**Görev 1**. Sayfa metninde "Dün TBMM’den geçen" sözleriyle başlayıp "Hepinizi saygıyla selamlıyorum." sözleriyle biten bölümü aynen yeniden yazın.
**Görev 2**.
Aşağıdaki sayfa metnine dayanarak şu soruları yanıtlayın:
(a) Zühal Topcu hangi ilin milletvekilidir?
(b) Yükseköğretim Personel Kanunu'nda değişiklik öngören tasarının sıra sayısı kaçtır?
(c) Cumhurbaşkanı'nın aktarılan sözlerinde hükûmetler için belirlenen dört öncelik hangileridir?
--- Sayfa Metni ---
Zühal Topcu: “Cumhurbaşkanı aslında kendisi için bir kaçış odası yaptırdı Beştepe’ye; yolsuzluktan, hırsızlıktan, hesap vermekten kaçınmak için. Ancak er ya da geç, beytülmale el uzatmanın, ihaleye fesat karıştırmanın, ihale havuzlarının hesabını bu yüce millet soracaktır. Bunu da bildirmek istiyoruz.”
Dün TBMM’den geçen akademik personele zam öngören tasarı TBMM Genel Kurulu’nda milletvekillerinin görüşlerinde sunuldu. Genel Kurulda görüşülen tasarı ile öğretim üyeleri, araştırma görevlisi, öğretim görevlisi, okutmanlar, uzmanlar, çeviriciler, eğitim ve öğretim planlamacılarının özlük haklarında artışlar öngörülüyor.
Tasarı üzerinde MHP Grubu’nun görüşlerini aktaranMHP Genel Başkan Yardımcısı ve Ankara Milletvekili Prof. Dr. Zühal Topcu, maaş iyileştirmelerinin, açlık ve yoksulluk sınırları göz önünde bulundurulduğunda yetersiz kaldığını savundu. Topcu’nun Genel Kurul’da yapmış olduğu konuşma şu şekilde:
Sayın Başkan, değerli milletvekilleri;
651 sıra sayılı Yükseköğretim Personel Kanunu’nda Değişiklik Yapılmasına Dair Kanun Tasarısı’nın tümü üzerinde Milliyetçi Hareket Partisi adına söz almış bulunuyorum. Hepinizi saygıyla selamlıyorum.
AKP iktidarının son yıllarında özellikle eğitim alanında “çok sesli, çok başlı gürültü” olarak ifade edebileceğimiz seslerin çok fazla çıkmaya başladığını görüyoruz. Öncelikle, şunu sormak istiyoruz: Bu kadar çok sesliliğe rağmen, Bakanlar Kurulunda Millî Eğitim Bakanlığı adı altında bir Bakanlık olmasına rağmen ve eğitimde içinde çıkılmaz bir hâl baş göstermişken Millî Eğitim Bakanını görememekteyiz, acaba gören var mıdır? Nabi Hocam size söylemiyorum, Millî Eğitim Bakanına söylüyoruz. Acaba, millî eğitimden kim sorumludur? Öncelikle, bunu öğrenmek istiyoruz. Biraz önce ifade ettiğim gibi, eğitim alanında herkes konuşuyor. Dün bir üniversite açılışında Sayın Cumhurbaşkanı şu sözleri sarfediyor: “Önce Genel Başkan olarak ardından hem Genel Başkan hem Başbakan olarak on iki yıl boyunca Başkanlığını yaptığım o hükûmetler için 4 öncelik belirledik. Bunlardan bir tanesi eğitim, diğeri sağlık, öbürü adalet, öbürü de emniyet. Bu alanlarda kararlı adımlar attık. Hamdolsun sürekli ilerledik ve büyümesi noktasında verdiğimiz sözleri tek tek yerine getirmeye başladık. Bu sözümüzün arkasında durarak bu 4 alanda Türkiye’yi gerçekten çok farklı yerlere ulaştırdık.” Acaba “farklı yerler” denirken nereye ulaştı bu Türkiye? Somut veriler var elimizde, eğitimin geldiği nokta, adaletin, emniyetin geldiği noktalar var. “Sağlık alanında” deniyor ama “randevu alınır” deniyor, randevuyu alamıyoruz. İlaçlara bakıldığında gizli ücretlendirme var, maaşlardan gizli kesintiler var.
--- Veri Satırları ---
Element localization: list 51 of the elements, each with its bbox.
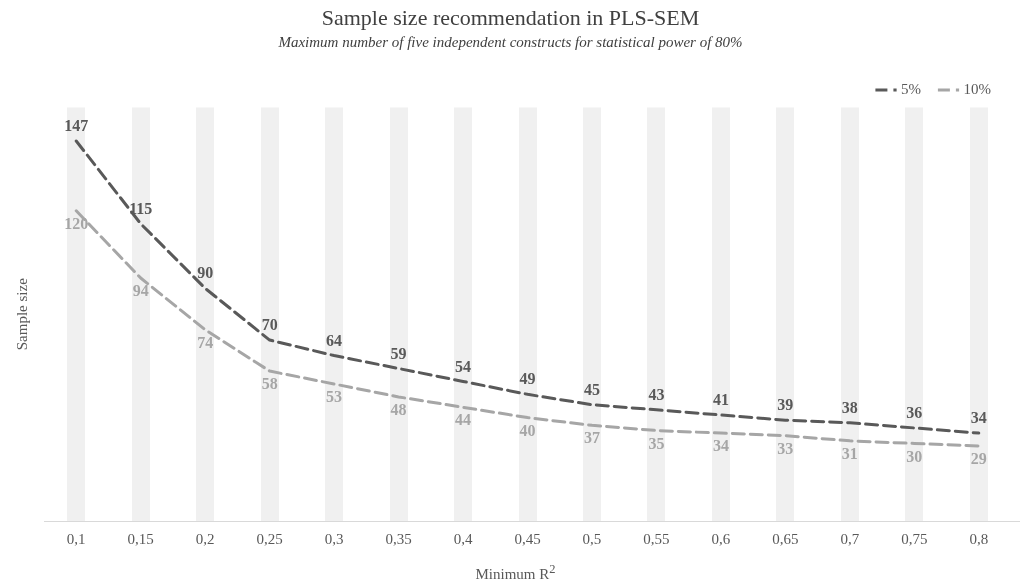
---
**Alıştırma Cevabı 1**.
Dün TBMM’den geçen akademik personele zam öngören tasarı TBMM Genel Kurulu’nda milletvekillerinin görüşlerinde sunuldu. Genel Kurulda görüşülen tasarı ile öğretim üyeleri, araştırma görevlisi, öğretim görevlisi, okutmanlar, uzmanlar, çeviriciler, eğitim ve öğretim planlamacılarının özlük haklarında artışlar öngörülüyor.
Tasarı üzerinde MHP Grubu’nun görüşlerini aktaranMHP Genel Başkan Yardımcısı ve Ankara Milletvekili Prof. Dr. Zühal Topcu, maaş iyileştirmelerinin, açlık ve yoksulluk sınırları göz önünde bulundurulduğunda yetersiz kaldığını savundu. Topcu’nun Genel Kurul’da yapmış olduğu konuşma şu şekilde:
Sayın Başkan, değerli milletvekilleri;
651 sıra sayılı Yükseköğretim Personel Kanunu’nda Değişiklik Yapılmasına Dair Kanun Tasarısı’nın tümü üzerinde Milliyetçi Hareket Partisi adına söz almış bulunuyorum. Hepinizi saygıyla selamlıyorum.

**Alıştırma Cevabı 2**.
(a) Ankara
(b) 651
(c) Eğitim, sağlık, adalet ve emniyet